INFORMATION SHOWN –
---
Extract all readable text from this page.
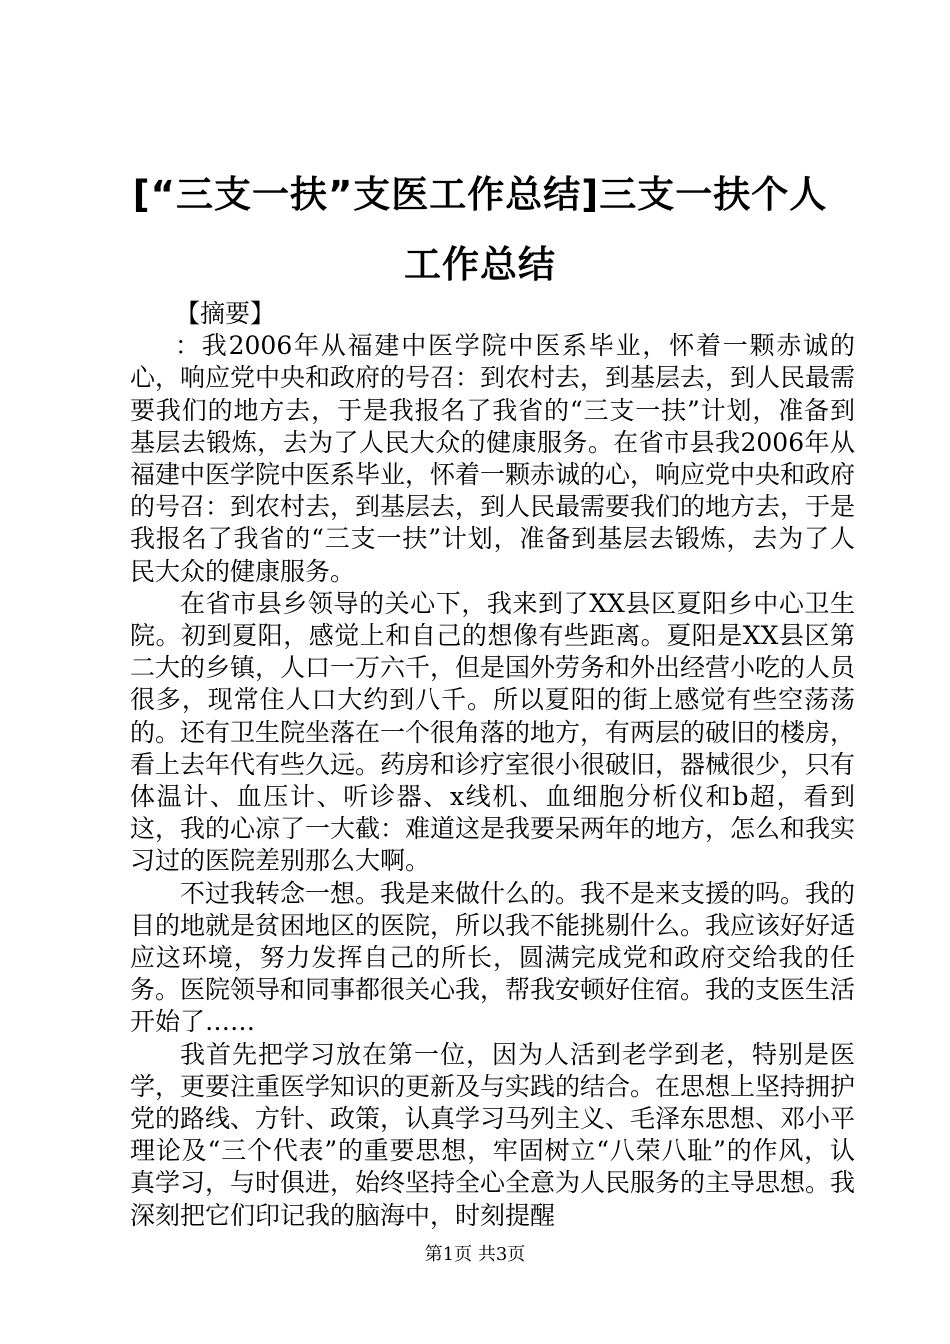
[“三支一扶”支医工作总结]三支一扶个人工作总结

【摘要】

：我2006年从福建中医学院中医系毕业，怀着一颗赤诚的心，响应党中央和政府的号召：到农村去，到基层去，到人民最需要我们的地方去，于是我报名了我省的“三支一扶”计划，准备到基层去锻炼，去为了人民大众的健康服务。在省市县我2006年从福建中医学院中医系毕业，怀着一颗赤诚的心，响应党中央和政府的号召：到农村去，到基层去，到人民最需要我们的地方去，于是我报名了我省的“三支一扶”计划，准备到基层去锻炼，去为了人民大众的健康服务。

在省市县乡领导的关心下，我来到了XX县区夏阳乡中心卫生院。初到夏阳，感觉上和自己的想像有些距离。夏阳是XX县区第二大的乡镇，人口一万六千，但是国外劳务和外出经营小吃的人员很多，现常住人口大约到八千。所以夏阳的街上感觉有些空荡荡的。还有卫生院坐落在一个很角落的地方，有两层的破旧的楼房，看上去年代有些久远。药房和诊疗室很小很破旧，器械很少，只有体温计、血压计、听诊器、x线机、血细胞分析仪和b超，看到这，我的心凉了一大截：难道这是我要呆两年的地方，怎么和我实习过的医院差别那么大啊。

不过我转念一想。我是来做什么的。我不是来支援的吗。我的目的地就是贫困地区的医院，所以我不能挑剔什么。我应该好好适应这环境，努力发挥自己的所长，圆满完成党和政府交给我的任务。医院领导和同事都很关心我，帮我安顿好住宿。我的支医生活开始了……

我首先把学习放在第一位，因为人活到老学到老，特别是医学，更要注重医学知识的更新及与实践的结合。在思想上坚持拥护党的路线、方针、政策，认真学习马列主义、毛泽东思想、邓小平理论及“三个代表”的重要思想，牢固树立“八荣八耻”的作风，认真学习，与时俱进，始终坚持全心全意为人民服务的主导思想。我深刻把它们印记我的脑海中，时刻提醒

第1页 共3页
---
WHAT YOU WILL DO – Reproduce each line of the material containing the word "三支一扶".

SOLUTION TO THIS PROBLEM –
[“三支一扶”支医工作总结]三支一扶个人工作总结
：我2006年从福建中医学院中医系毕业，怀着一颗赤诚的心，响应党中央和政府的号召：到农村去，到基层去，到人民最需要我们的地方去，于是我报名了我省的“三支一扶”计划，准备到基层去锻炼，去为了人民大众的健康服务。在省市县我2006年从福建中医学院中医系毕业，怀着一颗赤诚的心，响应党中央和政府的号召：到农村去，到基层去，到人民最需要我们的地方去，于是我报名了我省的“三支一扶”计划，准备到基层去锻炼，去为了人民大众的健康服务。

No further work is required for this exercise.